### SUPPLIED RECORDS
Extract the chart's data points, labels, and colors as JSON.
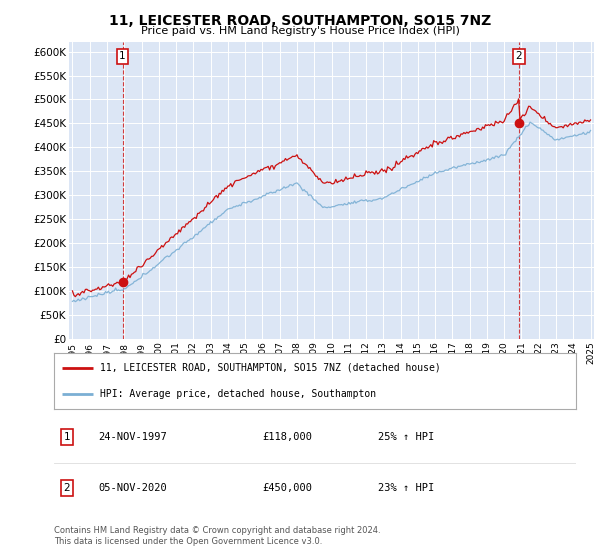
{
  "title": "11, LEICESTER ROAD, SOUTHAMPTON, SO15 7NZ",
  "subtitle": "Price paid vs. HM Land Registry's House Price Index (HPI)",
  "background_color": "#ffffff",
  "plot_bg_color": "#dce6f5",
  "red_line_label": "11, LEICESTER ROAD, SOUTHAMPTON, SO15 7NZ (detached house)",
  "blue_line_label": "HPI: Average price, detached house, Southampton",
  "annotation1_date": "24-NOV-1997",
  "annotation1_price": "£118,000",
  "annotation1_hpi": "25% ↑ HPI",
  "annotation2_date": "05-NOV-2020",
  "annotation2_price": "£450,000",
  "annotation2_hpi": "23% ↑ HPI",
  "footer": "Contains HM Land Registry data © Crown copyright and database right 2024.\nThis data is licensed under the Open Government Licence v3.0.",
  "ylim": [
    0,
    620000
  ],
  "yticks": [
    0,
    50000,
    100000,
    150000,
    200000,
    250000,
    300000,
    350000,
    400000,
    450000,
    500000,
    550000,
    600000
  ],
  "year_start": 1995,
  "year_end": 2025,
  "sale1_year": 1997.9,
  "sale1_value": 118000,
  "sale2_year": 2020.85,
  "sale2_value": 450000
}
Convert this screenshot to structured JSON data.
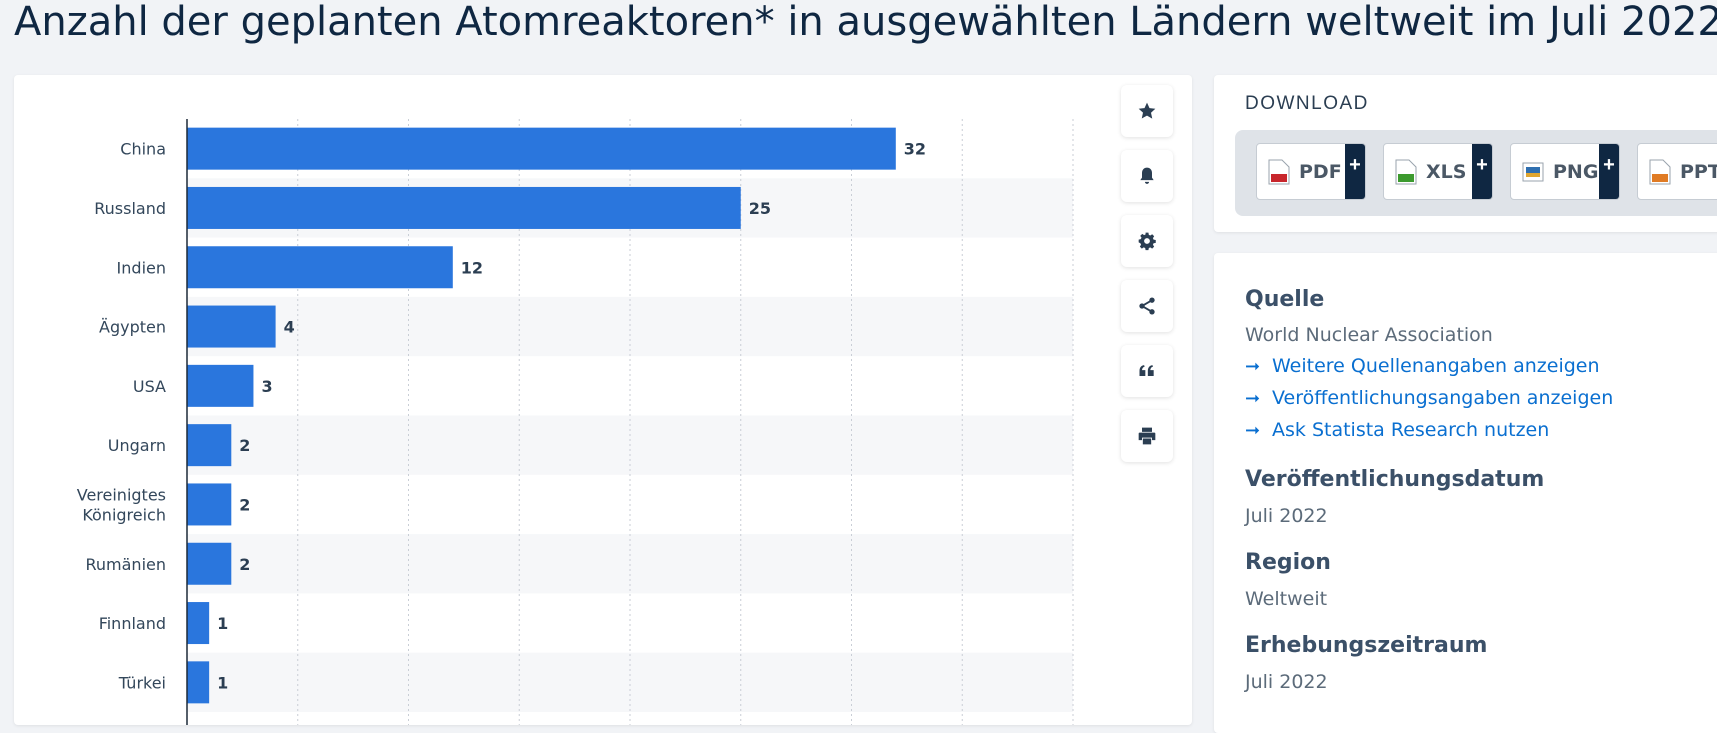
{
  "page": {
    "title": "Anzahl der geplanten Atomreaktoren* in ausgewählten Ländern weltweit im Juli 2022"
  },
  "toolbar": {
    "icons": [
      "star-icon",
      "bell-icon",
      "gear-icon",
      "share-icon",
      "quote-icon",
      "print-icon"
    ]
  },
  "download": {
    "title": "DOWNLOAD",
    "buttons": [
      {
        "label": "PDF",
        "icon": "pdf-file-icon",
        "color": "#c8262c"
      },
      {
        "label": "XLS",
        "icon": "xls-file-icon",
        "color": "#3c9a2e"
      },
      {
        "label": "PNG",
        "icon": "png-file-icon",
        "color": "#2f6fb0"
      },
      {
        "label": "PPT",
        "icon": "ppt-file-icon",
        "color": "#e07b24"
      }
    ]
  },
  "info": {
    "source_heading": "Quelle",
    "source_value": "World Nuclear Association",
    "links": [
      "Weitere Quellenangaben anzeigen",
      "Veröffentlichungsangaben anzeigen",
      "Ask Statista Research nutzen"
    ],
    "publication_heading": "Veröffentlichungsdatum",
    "publication_value": "Juli 2022",
    "region_heading": "Region",
    "region_value": "Weltweit",
    "survey_heading": "Erhebungszeitraum",
    "survey_value": "Juli 2022"
  },
  "colors": {
    "bar": "#2a76dd",
    "accent": "#0f2742",
    "link": "#0a6fd0"
  },
  "chart_data": {
    "type": "bar",
    "orientation": "horizontal",
    "categories": [
      "China",
      "Russland",
      "Indien",
      "Ägypten",
      "USA",
      "Ungarn",
      "Vereinigtes Königreich",
      "Rumänien",
      "Finnland",
      "Türkei"
    ],
    "category_lines": [
      [
        "China"
      ],
      [
        "Russland"
      ],
      [
        "Indien"
      ],
      [
        "Ägypten"
      ],
      [
        "USA"
      ],
      [
        "Ungarn"
      ],
      [
        "Vereinigtes",
        "Königreich"
      ],
      [
        "Rumänien"
      ],
      [
        "Finnland"
      ],
      [
        "Türkei"
      ]
    ],
    "values": [
      32,
      25,
      12,
      4,
      3,
      2,
      2,
      2,
      1,
      1
    ],
    "xlim": [
      0,
      40
    ],
    "grid": true,
    "title": "",
    "xlabel": "",
    "ylabel": ""
  }
}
######
DESCRIPTION OF THE TASK
Return every line of the records exactly as given, pictures excluded.

RESPONSE TO THE EXERCISE
Extract the chart's data points, labels, and colors as JSON.
{
  "title": "11, LEICESTER ROAD, SOUTHAMPTON, SO15 7NZ",
  "subtitle": "Price paid vs. HM Land Registry's House Price Index (HPI)",
  "background_color": "#ffffff",
  "plot_bg_color": "#dce6f5",
  "red_line_label": "11, LEICESTER ROAD, SOUTHAMPTON, SO15 7NZ (detached house)",
  "blue_line_label": "HPI: Average price, detached house, Southampton",
  "annotation1_date": "24-NOV-1997",
  "annotation1_price": "£118,000",
  "annotation1_hpi": "25% ↑ HPI",
  "annotation2_date": "05-NOV-2020",
  "annotation2_price": "£450,000",
  "annotation2_hpi": "23% ↑ HPI",
  "footer": "Contains HM Land Registry data © Crown copyright and database right 2024.\nThis data is licensed under the Open Government Licence v3.0.",
  "ylim": [
    0,
    620000
  ],
  "yticks": [
    0,
    50000,
    100000,
    150000,
    200000,
    250000,
    300000,
    350000,
    400000,
    450000,
    500000,
    550000,
    600000
  ],
  "year_start": 1995,
  "year_end": 2025,
  "sale1_year": 1997.9,
  "sale1_value": 118000,
  "sale2_year": 2020.85,
  "sale2_value": 450000
}
Convert this screenshot to structured JSON data.
{
  "page": {
    "title": "Anzahl der geplanten Atomreaktoren* in ausgewählten Ländern weltweit im Juli 2022"
  },
  "toolbar": {
    "icons": [
      "star-icon",
      "bell-icon",
      "gear-icon",
      "share-icon",
      "quote-icon",
      "print-icon"
    ]
  },
  "download": {
    "title": "DOWNLOAD",
    "buttons": [
      {
        "label": "PDF",
        "icon": "pdf-file-icon",
        "color": "#c8262c"
      },
      {
        "label": "XLS",
        "icon": "xls-file-icon",
        "color": "#3c9a2e"
      },
      {
        "label": "PNG",
        "icon": "png-file-icon",
        "color": "#2f6fb0"
      },
      {
        "label": "PPT",
        "icon": "ppt-file-icon",
        "color": "#e07b24"
      }
    ]
  },
  "info": {
    "source_heading": "Quelle",
    "source_value": "World Nuclear Association",
    "links": [
      "Weitere Quellenangaben anzeigen",
      "Veröffentlichungsangaben anzeigen",
      "Ask Statista Research nutzen"
    ],
    "publication_heading": "Veröffentlichungsdatum",
    "publication_value": "Juli 2022",
    "region_heading": "Region",
    "region_value": "Weltweit",
    "survey_heading": "Erhebungszeitraum",
    "survey_value": "Juli 2022"
  },
  "colors": {
    "bar": "#2a76dd",
    "accent": "#0f2742",
    "link": "#0a6fd0"
  },
  "chart_data": {
    "type": "bar",
    "orientation": "horizontal",
    "categories": [
      "China",
      "Russland",
      "Indien",
      "Ägypten",
      "USA",
      "Ungarn",
      "Vereinigtes Königreich",
      "Rumänien",
      "Finnland",
      "Türkei"
    ],
    "category_lines": [
      [
        "China"
      ],
      [
        "Russland"
      ],
      [
        "Indien"
      ],
      [
        "Ägypten"
      ],
      [
        "USA"
      ],
      [
        "Ungarn"
      ],
      [
        "Vereinigtes",
        "Königreich"
      ],
      [
        "Rumänien"
      ],
      [
        "Finnland"
      ],
      [
        "Türkei"
      ]
    ],
    "values": [
      32,
      25,
      12,
      4,
      3,
      2,
      2,
      2,
      1,
      1
    ],
    "xlim": [
      0,
      40
    ],
    "grid": true,
    "title": "",
    "xlabel": "",
    "ylabel": ""
  }
}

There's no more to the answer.